▶ **Problem to solve**
Reproduce the passage of the book-list post between "1. The Wizard" and "love of fantasy.", inclusive.

Part Two: Books that Changed My Life

I told you this would take more than one post. Here is part two.

So continuing with my list of books that changed my life, again in no particular order or preference:

  1. The Little Princess by Frances Hodgson Burnett—I know The Secret Garden is on everyone else’s list, but mine was Princess. It was so wonderfully tragic and melodramatic. I read and re-read this book a hundred times when I was a kid. It sparked my Anglophilia despite my Hungarian background.
  1. Outliers by Malcolm Gladwell—This book had so many fascinating facts and ideas that spoke to me as truths. The 10,000 hours idea, the way gifted children are tested, the way they play hockey in Canada and Czechoslovakia. I quickly went out an bought his others books, Tipping Point and Blink. Funny thing is that the book belongs to my daughter and when she moved out so did the book. Come to think of it, I need to go to the bookstore. Be right back.Mockingbird
  1. To Kill a Mockingbird by Harper Lee—I didn’t read this book until I was an adult, and the first time I “read” it I was listening to it as an audiobook when I had to drive to Denver by myself. I only picked it up because it was one of those classics I had missed in my education. OH MY GOD. I was kicking myself by the time I arrived home. I loved the book. I went out the next day and bought myself a copy and read it (I didn’t feel right writing “re-read it”). I have since taught the book and grown to love it even more, so much so that when my dog chewed up a brand new copy that I was teaching from, I kept it alongside my old falling-part copy.
  1. The Lost Duke of Wyndham by Julia Quinn—This book along with Bewitching (see previous post) is the reason I believe Romance can be sublime. Again, it was the first book in a long time that made me laugh out loud and cry. A wonderful experience all around. I hope someday to put my readers through something like that in the books I write.
  1. The Wizard of Oz and the Oz series by L. Frank Baum—The movie just doesn’t do it justice. It doesn’t. And the next books were better. I lived in Oz in elementary school. I remember reading Glenda of Oz on a camping trip with my best friend. We read by flashlight in our tent. It was an adventure to read an adventure. And it helped wake my love of fantasy.

▶ **Recorded information**
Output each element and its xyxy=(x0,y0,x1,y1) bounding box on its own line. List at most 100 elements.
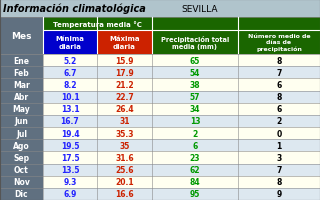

▶ **Response**
1. The Wizard of Oz and the Oz series by L. Frank Baum—The movie just doesn’t do it justice. It doesn’t. And the next books were better. I lived in Oz in elementary school. I remember reading Glenda of Oz on a camping trip with my best friend. We read by flashlight in our tent. It was an adventure to read an adventure. And it helped wake my love of fantasy.